(Problem)
Restate the entries word for word, omitting nothing.

(Material for this exercise)
^^^^^^^^

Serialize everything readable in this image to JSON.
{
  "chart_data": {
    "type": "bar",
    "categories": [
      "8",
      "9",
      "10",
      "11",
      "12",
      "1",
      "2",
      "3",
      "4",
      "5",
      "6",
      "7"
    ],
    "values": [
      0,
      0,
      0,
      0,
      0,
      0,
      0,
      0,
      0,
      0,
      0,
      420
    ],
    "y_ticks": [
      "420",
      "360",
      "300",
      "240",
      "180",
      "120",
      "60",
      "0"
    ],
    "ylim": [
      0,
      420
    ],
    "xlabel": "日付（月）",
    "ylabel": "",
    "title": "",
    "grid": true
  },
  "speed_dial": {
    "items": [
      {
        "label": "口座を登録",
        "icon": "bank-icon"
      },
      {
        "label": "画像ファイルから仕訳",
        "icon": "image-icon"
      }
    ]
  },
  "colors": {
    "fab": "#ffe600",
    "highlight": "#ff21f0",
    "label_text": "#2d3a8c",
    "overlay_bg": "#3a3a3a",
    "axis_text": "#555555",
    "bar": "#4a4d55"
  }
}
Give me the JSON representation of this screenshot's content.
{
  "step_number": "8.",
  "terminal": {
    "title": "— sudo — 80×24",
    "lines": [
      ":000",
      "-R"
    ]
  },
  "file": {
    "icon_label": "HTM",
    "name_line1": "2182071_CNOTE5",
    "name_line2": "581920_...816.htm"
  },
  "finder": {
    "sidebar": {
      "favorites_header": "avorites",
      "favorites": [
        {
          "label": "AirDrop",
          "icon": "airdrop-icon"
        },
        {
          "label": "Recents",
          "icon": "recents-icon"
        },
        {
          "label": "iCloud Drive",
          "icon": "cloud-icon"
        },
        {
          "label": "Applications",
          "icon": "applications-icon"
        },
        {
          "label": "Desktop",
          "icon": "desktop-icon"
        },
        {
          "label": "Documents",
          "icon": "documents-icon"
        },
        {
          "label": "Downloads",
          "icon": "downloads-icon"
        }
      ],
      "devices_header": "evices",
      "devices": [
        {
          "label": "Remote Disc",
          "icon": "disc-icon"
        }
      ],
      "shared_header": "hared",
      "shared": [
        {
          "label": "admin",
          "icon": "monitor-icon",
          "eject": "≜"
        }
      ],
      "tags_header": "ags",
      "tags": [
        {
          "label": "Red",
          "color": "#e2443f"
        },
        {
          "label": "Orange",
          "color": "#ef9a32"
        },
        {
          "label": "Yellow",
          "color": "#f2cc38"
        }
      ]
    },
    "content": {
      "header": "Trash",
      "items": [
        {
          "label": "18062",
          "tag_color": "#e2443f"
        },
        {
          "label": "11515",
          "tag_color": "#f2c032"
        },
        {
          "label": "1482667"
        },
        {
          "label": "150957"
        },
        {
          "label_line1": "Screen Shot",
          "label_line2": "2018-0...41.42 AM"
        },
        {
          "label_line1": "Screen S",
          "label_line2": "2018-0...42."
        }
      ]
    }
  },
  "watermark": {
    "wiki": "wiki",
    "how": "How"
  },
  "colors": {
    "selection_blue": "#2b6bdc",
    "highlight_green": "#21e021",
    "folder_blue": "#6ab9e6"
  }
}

^^^^^^^^

(Task answer)
Serialize everything readable in this image to JSON.
{
  "chart_data": {
    "type": "bar",
    "categories": [
      "8",
      "9",
      "10",
      "11",
      "12",
      "1",
      "2",
      "3",
      "4",
      "5",
      "6",
      "7"
    ],
    "values": [
      0,
      0,
      0,
      0,
      0,
      0,
      0,
      0,
      0,
      0,
      0,
      420
    ],
    "y_ticks": [
      "420",
      "360",
      "300",
      "240",
      "180",
      "120",
      "60",
      "0"
    ],
    "ylim": [
      0,
      420
    ],
    "xlabel": "日付（月）",
    "ylabel": "",
    "title": "",
    "grid": true
  },
  "speed_dial": {
    "items": [
      {
        "label": "口座を登録",
        "icon": "bank-icon"
      },
      {
        "label": "画像ファイルから仕訳",
        "icon": "image-icon"
      }
    ]
  },
  "colors": {
    "fab": "#ffe600",
    "highlight": "#ff21f0",
    "label_text": "#2d3a8c",
    "overlay_bg": "#3a3a3a",
    "axis_text": "#555555",
    "bar": "#4a4d55"
  }
}
Give me the JSON representation of this screenshot's content.
{
  "step_number": "8.",
  "terminal": {
    "title": "— sudo — 80×24",
    "lines": [
      ":000",
      "-R"
    ]
  },
  "file": {
    "icon_label": "HTM",
    "name_line1": "2182071_CNOTE5",
    "name_line2": "581920_...816.htm"
  },
  "finder": {
    "sidebar": {
      "favorites_header": "avorites",
      "favorites": [
        {
          "label": "AirDrop",
          "icon": "airdrop-icon"
        },
        {
          "label": "Recents",
          "icon": "recents-icon"
        },
        {
          "label": "iCloud Drive",
          "icon": "cloud-icon"
        },
        {
          "label": "Applications",
          "icon": "applications-icon"
        },
        {
          "label": "Desktop",
          "icon": "desktop-icon"
        },
        {
          "label": "Documents",
          "icon": "documents-icon"
        },
        {
          "label": "Downloads",
          "icon": "downloads-icon"
        }
      ],
      "devices_header": "evices",
      "devices": [
        {
          "label": "Remote Disc",
          "icon": "disc-icon"
        }
      ],
      "shared_header": "hared",
      "shared": [
        {
          "label": "admin",
          "icon": "monitor-icon",
          "eject": "≜"
        }
      ],
      "tags_header": "ags",
      "tags": [
        {
          "label": "Red",
          "color": "#e2443f"
        },
        {
          "label": "Orange",
          "color": "#ef9a32"
        },
        {
          "label": "Yellow",
          "color": "#f2cc38"
        }
      ]
    },
    "content": {
      "header": "Trash",
      "items": [
        {
          "label": "18062",
          "tag_color": "#e2443f"
        },
        {
          "label": "11515",
          "tag_color": "#f2c032"
        },
        {
          "label": "1482667"
        },
        {
          "label": "150957"
        },
        {
          "label_line1": "Screen Shot",
          "label_line2": "2018-0...41.42 AM"
        },
        {
          "label_line1": "Screen S",
          "label_line2": "2018-0...42."
        }
      ]
    }
  },
  "watermark": {
    "wiki": "wiki",
    "how": "How"
  },
  "colors": {
    "selection_blue": "#2b6bdc",
    "highlight_green": "#21e021",
    "folder_blue": "#6ab9e6"
  }
}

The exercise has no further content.